____ Items
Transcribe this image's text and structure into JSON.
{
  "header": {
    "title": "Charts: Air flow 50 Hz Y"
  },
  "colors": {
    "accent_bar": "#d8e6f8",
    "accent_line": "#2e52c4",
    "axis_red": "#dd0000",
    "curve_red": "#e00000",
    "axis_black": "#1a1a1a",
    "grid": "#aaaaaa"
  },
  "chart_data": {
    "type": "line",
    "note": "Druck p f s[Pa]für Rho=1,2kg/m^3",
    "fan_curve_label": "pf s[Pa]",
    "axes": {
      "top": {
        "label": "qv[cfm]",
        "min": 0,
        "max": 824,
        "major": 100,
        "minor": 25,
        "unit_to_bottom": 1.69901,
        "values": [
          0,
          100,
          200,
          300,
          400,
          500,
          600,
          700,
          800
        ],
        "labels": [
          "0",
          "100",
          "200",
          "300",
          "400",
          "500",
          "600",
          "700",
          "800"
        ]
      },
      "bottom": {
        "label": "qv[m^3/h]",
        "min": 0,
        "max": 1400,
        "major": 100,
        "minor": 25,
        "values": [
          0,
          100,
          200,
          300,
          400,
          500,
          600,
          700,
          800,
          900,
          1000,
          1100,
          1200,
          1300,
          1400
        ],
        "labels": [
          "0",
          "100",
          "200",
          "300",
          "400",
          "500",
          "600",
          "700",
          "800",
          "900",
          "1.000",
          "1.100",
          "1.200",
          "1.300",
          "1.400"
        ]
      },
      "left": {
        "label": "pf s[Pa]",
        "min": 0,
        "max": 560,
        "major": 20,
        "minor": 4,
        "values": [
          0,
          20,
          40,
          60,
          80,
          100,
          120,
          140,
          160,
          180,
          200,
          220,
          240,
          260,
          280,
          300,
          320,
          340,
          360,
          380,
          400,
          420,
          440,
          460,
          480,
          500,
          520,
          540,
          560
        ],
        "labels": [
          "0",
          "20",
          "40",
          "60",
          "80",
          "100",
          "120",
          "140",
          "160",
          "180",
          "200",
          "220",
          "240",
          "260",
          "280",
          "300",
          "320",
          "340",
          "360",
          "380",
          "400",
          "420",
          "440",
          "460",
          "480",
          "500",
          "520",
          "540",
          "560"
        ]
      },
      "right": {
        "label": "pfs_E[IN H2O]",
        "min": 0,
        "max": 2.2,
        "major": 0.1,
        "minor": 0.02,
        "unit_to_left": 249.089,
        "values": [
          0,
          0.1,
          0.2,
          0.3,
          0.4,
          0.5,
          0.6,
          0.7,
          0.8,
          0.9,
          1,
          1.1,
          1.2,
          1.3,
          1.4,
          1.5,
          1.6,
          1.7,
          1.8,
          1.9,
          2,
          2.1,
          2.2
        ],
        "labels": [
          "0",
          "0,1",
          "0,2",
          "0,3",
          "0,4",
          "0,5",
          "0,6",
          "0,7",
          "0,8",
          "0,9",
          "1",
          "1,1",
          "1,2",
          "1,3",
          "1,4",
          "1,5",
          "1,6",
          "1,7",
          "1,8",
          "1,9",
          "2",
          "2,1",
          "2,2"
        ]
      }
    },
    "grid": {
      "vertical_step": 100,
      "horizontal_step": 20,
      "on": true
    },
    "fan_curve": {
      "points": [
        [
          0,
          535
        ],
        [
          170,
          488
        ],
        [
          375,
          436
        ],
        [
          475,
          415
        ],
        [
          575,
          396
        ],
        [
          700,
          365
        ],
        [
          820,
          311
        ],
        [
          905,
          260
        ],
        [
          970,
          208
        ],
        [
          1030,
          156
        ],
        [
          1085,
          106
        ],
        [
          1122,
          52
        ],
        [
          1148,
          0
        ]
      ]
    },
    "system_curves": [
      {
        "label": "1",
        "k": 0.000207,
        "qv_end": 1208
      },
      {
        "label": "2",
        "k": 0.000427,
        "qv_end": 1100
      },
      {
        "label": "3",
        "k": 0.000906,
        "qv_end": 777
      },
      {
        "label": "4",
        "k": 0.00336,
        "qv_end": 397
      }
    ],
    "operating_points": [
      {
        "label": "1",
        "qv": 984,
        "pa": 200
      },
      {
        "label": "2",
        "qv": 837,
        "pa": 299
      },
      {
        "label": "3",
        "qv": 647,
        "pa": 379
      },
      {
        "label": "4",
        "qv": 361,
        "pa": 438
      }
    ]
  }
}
________
Written instruction. Pull out each record as written and restate it exactly.

Exercise output.
Transcribe this image's text and structure into JSON.
{
  "header": {
    "title": "Charts: Air flow 50 Hz Y"
  },
  "colors": {
    "accent_bar": "#d8e6f8",
    "accent_line": "#2e52c4",
    "axis_red": "#dd0000",
    "curve_red": "#e00000",
    "axis_black": "#1a1a1a",
    "grid": "#aaaaaa"
  },
  "chart_data": {
    "type": "line",
    "note": "Druck p f s[Pa]für Rho=1,2kg/m^3",
    "fan_curve_label": "pf s[Pa]",
    "axes": {
      "top": {
        "label": "qv[cfm]",
        "min": 0,
        "max": 824,
        "major": 100,
        "minor": 25,
        "unit_to_bottom": 1.69901,
        "values": [
          0,
          100,
          200,
          300,
          400,
          500,
          600,
          700,
          800
        ],
        "labels": [
          "0",
          "100",
          "200",
          "300",
          "400",
          "500",
          "600",
          "700",
          "800"
        ]
      },
      "bottom": {
        "label": "qv[m^3/h]",
        "min": 0,
        "max": 1400,
        "major": 100,
        "minor": 25,
        "values": [
          0,
          100,
          200,
          300,
          400,
          500,
          600,
          700,
          800,
          900,
          1000,
          1100,
          1200,
          1300,
          1400
        ],
        "labels": [
          "0",
          "100",
          "200",
          "300",
          "400",
          "500",
          "600",
          "700",
          "800",
          "900",
          "1.000",
          "1.100",
          "1.200",
          "1.300",
          "1.400"
        ]
      },
      "left": {
        "label": "pf s[Pa]",
        "min": 0,
        "max": 560,
        "major": 20,
        "minor": 4,
        "values": [
          0,
          20,
          40,
          60,
          80,
          100,
          120,
          140,
          160,
          180,
          200,
          220,
          240,
          260,
          280,
          300,
          320,
          340,
          360,
          380,
          400,
          420,
          440,
          460,
          480,
          500,
          520,
          540,
          560
        ],
        "labels": [
          "0",
          "20",
          "40",
          "60",
          "80",
          "100",
          "120",
          "140",
          "160",
          "180",
          "200",
          "220",
          "240",
          "260",
          "280",
          "300",
          "320",
          "340",
          "360",
          "380",
          "400",
          "420",
          "440",
          "460",
          "480",
          "500",
          "520",
          "540",
          "560"
        ]
      },
      "right": {
        "label": "pfs_E[IN H2O]",
        "min": 0,
        "max": 2.2,
        "major": 0.1,
        "minor": 0.02,
        "unit_to_left": 249.089,
        "values": [
          0,
          0.1,
          0.2,
          0.3,
          0.4,
          0.5,
          0.6,
          0.7,
          0.8,
          0.9,
          1,
          1.1,
          1.2,
          1.3,
          1.4,
          1.5,
          1.6,
          1.7,
          1.8,
          1.9,
          2,
          2.1,
          2.2
        ],
        "labels": [
          "0",
          "0,1",
          "0,2",
          "0,3",
          "0,4",
          "0,5",
          "0,6",
          "0,7",
          "0,8",
          "0,9",
          "1",
          "1,1",
          "1,2",
          "1,3",
          "1,4",
          "1,5",
          "1,6",
          "1,7",
          "1,8",
          "1,9",
          "2",
          "2,1",
          "2,2"
        ]
      }
    },
    "grid": {
      "vertical_step": 100,
      "horizontal_step": 20,
      "on": true
    },
    "fan_curve": {
      "points": [
        [
          0,
          535
        ],
        [
          170,
          488
        ],
        [
          375,
          436
        ],
        [
          475,
          415
        ],
        [
          575,
          396
        ],
        [
          700,
          365
        ],
        [
          820,
          311
        ],
        [
          905,
          260
        ],
        [
          970,
          208
        ],
        [
          1030,
          156
        ],
        [
          1085,
          106
        ],
        [
          1122,
          52
        ],
        [
          1148,
          0
        ]
      ]
    },
    "system_curves": [
      {
        "label": "1",
        "k": 0.000207,
        "qv_end": 1208
      },
      {
        "label": "2",
        "k": 0.000427,
        "qv_end": 1100
      },
      {
        "label": "3",
        "k": 0.000906,
        "qv_end": 777
      },
      {
        "label": "4",
        "k": 0.00336,
        "qv_end": 397
      }
    ],
    "operating_points": [
      {
        "label": "1",
        "qv": 984,
        "pa": 200
      },
      {
        "label": "2",
        "qv": 837,
        "pa": 299
      },
      {
        "label": "3",
        "qv": 647,
        "pa": 379
      },
      {
        "label": "4",
        "qv": 361,
        "pa": 438
      }
    ]
  }
}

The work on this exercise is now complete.